** Begin Exercise data **

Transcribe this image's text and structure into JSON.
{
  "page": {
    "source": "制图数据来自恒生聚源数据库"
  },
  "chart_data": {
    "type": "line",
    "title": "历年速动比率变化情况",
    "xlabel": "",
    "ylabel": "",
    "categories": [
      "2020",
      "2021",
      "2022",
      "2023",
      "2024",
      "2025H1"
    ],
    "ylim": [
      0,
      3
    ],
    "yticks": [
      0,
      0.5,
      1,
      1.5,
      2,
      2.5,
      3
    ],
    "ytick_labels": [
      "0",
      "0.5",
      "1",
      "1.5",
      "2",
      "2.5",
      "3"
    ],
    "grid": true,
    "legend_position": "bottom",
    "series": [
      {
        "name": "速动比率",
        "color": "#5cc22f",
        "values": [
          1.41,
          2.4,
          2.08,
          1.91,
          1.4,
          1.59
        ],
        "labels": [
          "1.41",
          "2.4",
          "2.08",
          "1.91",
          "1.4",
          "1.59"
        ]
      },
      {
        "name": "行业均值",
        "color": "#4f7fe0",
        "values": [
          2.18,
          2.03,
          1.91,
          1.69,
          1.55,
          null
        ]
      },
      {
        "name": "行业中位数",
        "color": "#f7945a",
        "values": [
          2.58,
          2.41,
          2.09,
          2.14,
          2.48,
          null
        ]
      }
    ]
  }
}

** End Exercise data **

Task to complete
Filter the data for the string "color" and copy every line that has it.

Expected answer
        "color": "#5cc22f",
        "color": "#4f7fe0",
        "color": "#f7945a",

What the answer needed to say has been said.